What needs to be done
Find all lines in the listing that include the word "الآخر", then copy them.

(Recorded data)
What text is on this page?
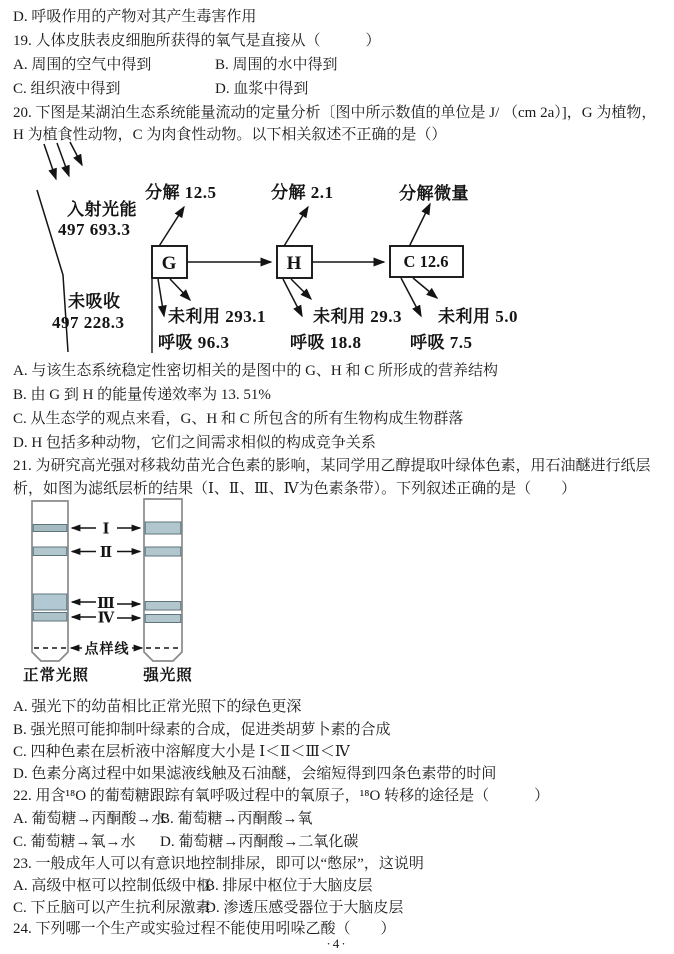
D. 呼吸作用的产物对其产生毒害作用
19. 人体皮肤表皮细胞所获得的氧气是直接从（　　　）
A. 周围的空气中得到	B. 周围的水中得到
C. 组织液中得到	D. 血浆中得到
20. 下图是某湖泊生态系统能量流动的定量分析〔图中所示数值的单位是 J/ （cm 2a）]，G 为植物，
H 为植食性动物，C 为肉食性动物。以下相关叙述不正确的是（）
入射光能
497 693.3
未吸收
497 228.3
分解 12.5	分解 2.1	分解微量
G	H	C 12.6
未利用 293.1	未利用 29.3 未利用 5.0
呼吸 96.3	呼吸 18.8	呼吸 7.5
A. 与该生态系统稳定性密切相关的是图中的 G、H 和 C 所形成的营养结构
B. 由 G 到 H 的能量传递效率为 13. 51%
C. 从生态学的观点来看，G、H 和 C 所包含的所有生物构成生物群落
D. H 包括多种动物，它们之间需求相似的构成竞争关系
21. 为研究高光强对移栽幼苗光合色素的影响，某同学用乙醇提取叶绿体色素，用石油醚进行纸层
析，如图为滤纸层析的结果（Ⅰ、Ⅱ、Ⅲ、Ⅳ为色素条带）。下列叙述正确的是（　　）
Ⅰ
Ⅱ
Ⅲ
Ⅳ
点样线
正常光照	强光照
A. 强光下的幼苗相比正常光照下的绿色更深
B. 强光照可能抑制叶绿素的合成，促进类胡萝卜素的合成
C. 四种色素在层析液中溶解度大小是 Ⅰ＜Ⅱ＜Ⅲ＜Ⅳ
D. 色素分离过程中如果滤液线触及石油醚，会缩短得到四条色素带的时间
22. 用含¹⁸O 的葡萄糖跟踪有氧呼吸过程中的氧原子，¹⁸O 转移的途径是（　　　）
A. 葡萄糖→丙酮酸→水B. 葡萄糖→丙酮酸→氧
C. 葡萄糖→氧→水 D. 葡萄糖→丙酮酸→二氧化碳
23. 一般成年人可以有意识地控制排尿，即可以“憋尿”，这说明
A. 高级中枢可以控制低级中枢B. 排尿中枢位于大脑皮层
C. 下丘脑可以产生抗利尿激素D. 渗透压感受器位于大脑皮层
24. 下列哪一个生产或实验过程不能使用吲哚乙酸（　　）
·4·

...

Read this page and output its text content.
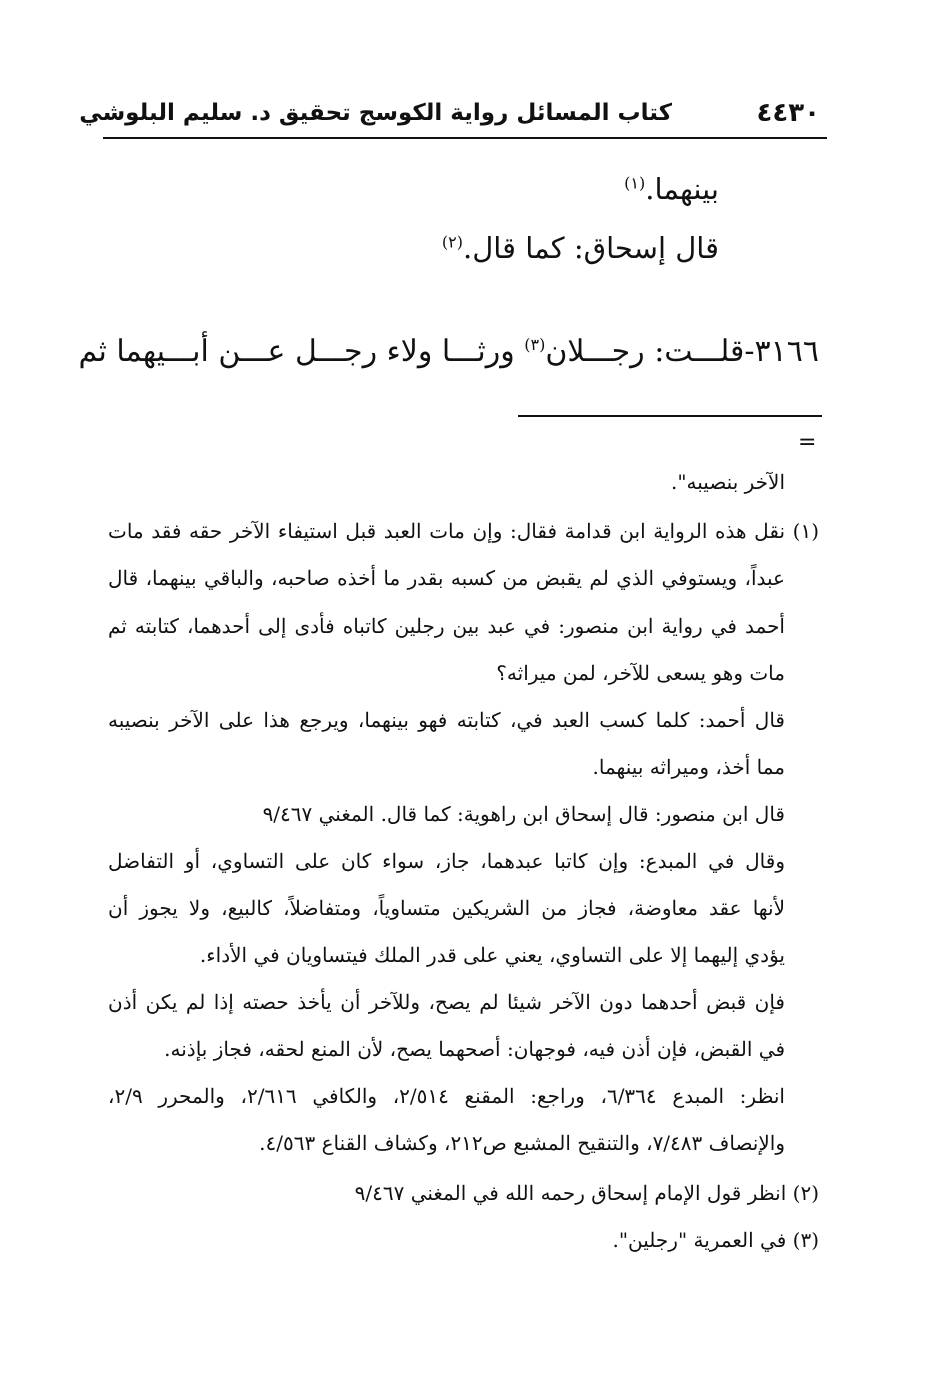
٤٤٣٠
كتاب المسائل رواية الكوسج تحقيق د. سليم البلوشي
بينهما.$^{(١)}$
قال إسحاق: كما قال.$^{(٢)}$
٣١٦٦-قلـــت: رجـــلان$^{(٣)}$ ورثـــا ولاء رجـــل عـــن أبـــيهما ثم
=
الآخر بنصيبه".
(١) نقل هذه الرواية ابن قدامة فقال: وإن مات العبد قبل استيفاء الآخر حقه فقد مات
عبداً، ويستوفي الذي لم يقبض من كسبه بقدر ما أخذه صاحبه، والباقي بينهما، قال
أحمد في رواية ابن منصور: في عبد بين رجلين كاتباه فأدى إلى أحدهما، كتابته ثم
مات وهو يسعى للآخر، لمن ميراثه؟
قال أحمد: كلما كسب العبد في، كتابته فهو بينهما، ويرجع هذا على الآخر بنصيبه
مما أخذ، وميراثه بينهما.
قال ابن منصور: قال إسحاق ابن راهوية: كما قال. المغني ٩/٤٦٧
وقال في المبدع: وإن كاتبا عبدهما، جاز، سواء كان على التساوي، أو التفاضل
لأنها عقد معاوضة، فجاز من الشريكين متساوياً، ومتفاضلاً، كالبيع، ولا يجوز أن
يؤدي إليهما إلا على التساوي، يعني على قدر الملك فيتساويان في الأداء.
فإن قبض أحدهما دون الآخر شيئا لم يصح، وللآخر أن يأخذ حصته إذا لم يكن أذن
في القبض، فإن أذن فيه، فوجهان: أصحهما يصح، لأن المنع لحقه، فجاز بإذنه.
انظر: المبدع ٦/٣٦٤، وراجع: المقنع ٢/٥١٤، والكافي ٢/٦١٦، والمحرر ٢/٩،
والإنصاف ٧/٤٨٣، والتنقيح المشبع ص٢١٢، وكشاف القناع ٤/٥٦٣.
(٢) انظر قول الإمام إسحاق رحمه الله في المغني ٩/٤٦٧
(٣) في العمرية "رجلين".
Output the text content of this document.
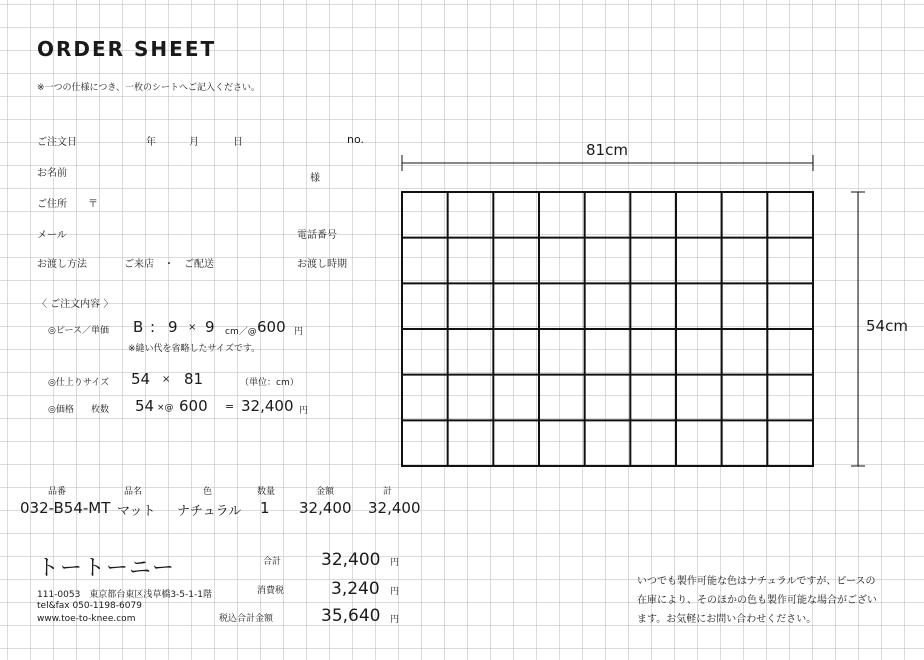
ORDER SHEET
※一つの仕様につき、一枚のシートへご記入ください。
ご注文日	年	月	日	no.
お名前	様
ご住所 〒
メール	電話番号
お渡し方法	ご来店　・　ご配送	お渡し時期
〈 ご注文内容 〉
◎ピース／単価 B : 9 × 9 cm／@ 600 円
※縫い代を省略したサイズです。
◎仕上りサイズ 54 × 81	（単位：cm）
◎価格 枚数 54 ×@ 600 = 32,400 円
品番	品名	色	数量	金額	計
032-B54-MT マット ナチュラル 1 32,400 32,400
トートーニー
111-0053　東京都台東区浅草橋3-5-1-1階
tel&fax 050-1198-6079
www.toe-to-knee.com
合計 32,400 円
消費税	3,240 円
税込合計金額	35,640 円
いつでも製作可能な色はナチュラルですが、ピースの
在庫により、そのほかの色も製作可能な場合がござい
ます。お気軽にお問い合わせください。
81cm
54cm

Solution below
الآخر بنصيبه".
(١) نقل هذه الرواية ابن قدامة فقال: وإن مات العبد قبل استيفاء الآخر حقه فقد مات
قال أحمد: كلما كسب العبد في، كتابته فهو بينهما، ويرجع هذا على الآخر بنصيبه
فإن قبض أحدهما دون الآخر شيئا لم يصح، وللآخر أن يأخذ حصته إذا لم يكن أذن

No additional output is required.